● WHAT YOU WILL DO
Return the listing below verbatim. Pictures do not belong in the copy.

● DATASET RECORDS

○ ○ ○ ○ ○

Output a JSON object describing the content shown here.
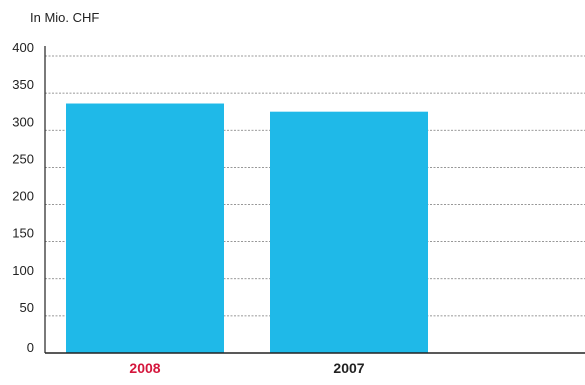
{
  "chart_data": {
    "type": "bar",
    "unit_label": "In Mio. CHF",
    "categories": [
      "2008",
      "2007"
    ],
    "values": [
      336,
      325
    ],
    "ylim": [
      0,
      400
    ],
    "yticks": [
      0,
      50,
      100,
      150,
      200,
      250,
      300,
      350,
      400
    ],
    "grid": true,
    "grid_style": "dashed",
    "colors": {
      "bar": "#1fb9e8",
      "highlight_label": "#d4163c",
      "label": "#222222",
      "axis": "#222222",
      "grid": "#777777"
    },
    "highlight_category": "2008"
  }
}
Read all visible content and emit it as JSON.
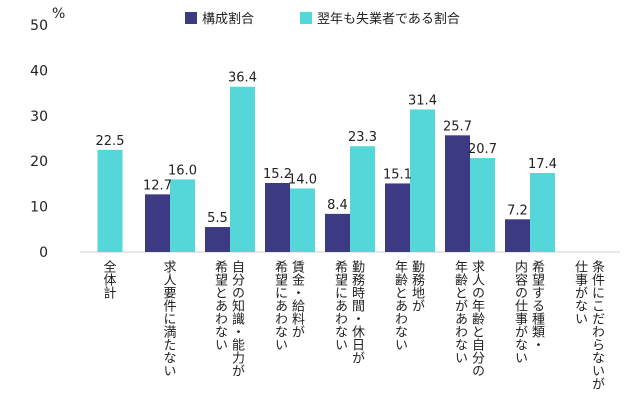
{
  "chart_data": {
    "type": "bar",
    "ylabel": "%",
    "ylim": [
      0,
      50
    ],
    "yticks": [
      0,
      10,
      20,
      30,
      40,
      50
    ],
    "grid": false,
    "legend_position": "top",
    "categories": [
      "全体計",
      "求人要件に満たない",
      "自分の知識・能力が希望とあわない",
      "賃金・給料が希望にあわない",
      "勤務時間・休日が希望にあわない",
      "勤務地が年齢とあわない",
      "求人の年齢と自分の年齢とがあわない",
      "希望する種類・内容の仕事がない",
      "条件にこだわらないが仕事がない"
    ],
    "category_label_lines": [
      [
        "全体計"
      ],
      [
        "求人要件に満たない"
      ],
      [
        "自分の知識・能力が",
        "希望とあわない"
      ],
      [
        "賃金・給料が",
        "希望にあわない"
      ],
      [
        "勤務時間・休日が",
        "希望にあわない"
      ],
      [
        "勤務地が",
        "年齢とあわない"
      ],
      [
        "求人の年齢と自分の",
        "年齢とがあわない"
      ],
      [
        "希望する種類・",
        "内容の仕事がない"
      ],
      [
        "条件にこだわらないが",
        "仕事がない"
      ]
    ],
    "series": [
      {
        "name": "構成割合",
        "color": "#3b3a82",
        "values": [
          null,
          12.7,
          5.5,
          15.2,
          8.4,
          15.1,
          25.7,
          7.2,
          null
        ]
      },
      {
        "name": "翌年も失業者である割合",
        "color": "#55d6d8",
        "values": [
          22.5,
          16.0,
          36.4,
          14.0,
          23.3,
          31.4,
          20.7,
          17.4,
          null
        ]
      }
    ]
  }
}
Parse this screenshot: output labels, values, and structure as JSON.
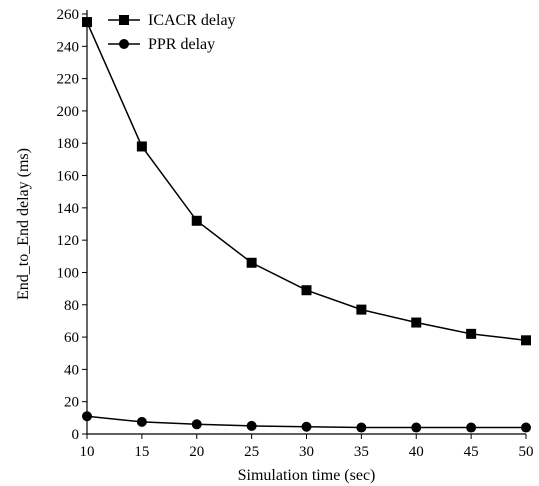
{
  "chart_data": {
    "type": "line",
    "title": "",
    "xlabel": "Simulation time (sec)",
    "ylabel": "End_to_End delay (ms)",
    "xlim": [
      10,
      50
    ],
    "ylim": [
      0,
      260
    ],
    "x_ticks": [
      10,
      15,
      20,
      25,
      30,
      35,
      40,
      45,
      50
    ],
    "y_ticks": [
      0,
      20,
      40,
      60,
      80,
      100,
      120,
      140,
      160,
      180,
      200,
      220,
      240,
      260
    ],
    "grid": false,
    "legend_position": "top-left",
    "x": [
      10,
      15,
      20,
      25,
      30,
      35,
      40,
      45,
      50
    ],
    "series": [
      {
        "name": "ICACR delay",
        "marker": "square",
        "color": "#000000",
        "values": [
          255,
          178,
          132,
          106,
          89,
          77,
          69,
          62,
          58
        ]
      },
      {
        "name": "PPR delay",
        "marker": "circle",
        "color": "#000000",
        "values": [
          11,
          7.5,
          6,
          5,
          4.5,
          4,
          4,
          4,
          4
        ]
      }
    ]
  }
}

○ ○ ○ ○ ○

● FINISHED ANSWER
Output a JSON object describing the content shown here.
{
  "chart_data": {
    "type": "bar",
    "unit_label": "In Mio. CHF",
    "categories": [
      "2008",
      "2007"
    ],
    "values": [
      336,
      325
    ],
    "ylim": [
      0,
      400
    ],
    "yticks": [
      0,
      50,
      100,
      150,
      200,
      250,
      300,
      350,
      400
    ],
    "grid": true,
    "grid_style": "dashed",
    "colors": {
      "bar": "#1fb9e8",
      "highlight_label": "#d4163c",
      "label": "#222222",
      "axis": "#222222",
      "grid": "#777777"
    },
    "highlight_category": "2008"
  }
}
Read all visible content and emit it as JSON.
{
  "chart_data": {
    "type": "bar",
    "ylabel": "%",
    "ylim": [
      0,
      50
    ],
    "yticks": [
      0,
      10,
      20,
      30,
      40,
      50
    ],
    "grid": false,
    "legend_position": "top",
    "categories": [
      "全体計",
      "求人要件に満たない",
      "自分の知識・能力が希望とあわない",
      "賃金・給料が希望にあわない",
      "勤務時間・休日が希望にあわない",
      "勤務地が年齢とあわない",
      "求人の年齢と自分の年齢とがあわない",
      "希望する種類・内容の仕事がない",
      "条件にこだわらないが仕事がない"
    ],
    "category_label_lines": [
      [
        "全体計"
      ],
      [
        "求人要件に満たない"
      ],
      [
        "自分の知識・能力が",
        "希望とあわない"
      ],
      [
        "賃金・給料が",
        "希望にあわない"
      ],
      [
        "勤務時間・休日が",
        "希望にあわない"
      ],
      [
        "勤務地が",
        "年齢とあわない"
      ],
      [
        "求人の年齢と自分の",
        "年齢とがあわない"
      ],
      [
        "希望する種類・",
        "内容の仕事がない"
      ],
      [
        "条件にこだわらないが",
        "仕事がない"
      ]
    ],
    "series": [
      {
        "name": "構成割合",
        "color": "#3b3a82",
        "values": [
          null,
          12.7,
          5.5,
          15.2,
          8.4,
          15.1,
          25.7,
          7.2,
          null
        ]
      },
      {
        "name": "翌年も失業者である割合",
        "color": "#55d6d8",
        "values": [
          22.5,
          16.0,
          36.4,
          14.0,
          23.3,
          31.4,
          20.7,
          17.4,
          null
        ]
      }
    ]
  }
}
Parse this screenshot: output labels, values, and structure as JSON.
{
  "chart_data": {
    "type": "line",
    "title": "",
    "xlabel": "Simulation time (sec)",
    "ylabel": "End_to_End delay (ms)",
    "xlim": [
      10,
      50
    ],
    "ylim": [
      0,
      260
    ],
    "x_ticks": [
      10,
      15,
      20,
      25,
      30,
      35,
      40,
      45,
      50
    ],
    "y_ticks": [
      0,
      20,
      40,
      60,
      80,
      100,
      120,
      140,
      160,
      180,
      200,
      220,
      240,
      260
    ],
    "grid": false,
    "legend_position": "top-left",
    "x": [
      10,
      15,
      20,
      25,
      30,
      35,
      40,
      45,
      50
    ],
    "series": [
      {
        "name": "ICACR delay",
        "marker": "square",
        "color": "#000000",
        "values": [
          255,
          178,
          132,
          106,
          89,
          77,
          69,
          62,
          58
        ]
      },
      {
        "name": "PPR delay",
        "marker": "circle",
        "color": "#000000",
        "values": [
          11,
          7.5,
          6,
          5,
          4.5,
          4,
          4,
          4,
          4
        ]
      }
    ]
  }
}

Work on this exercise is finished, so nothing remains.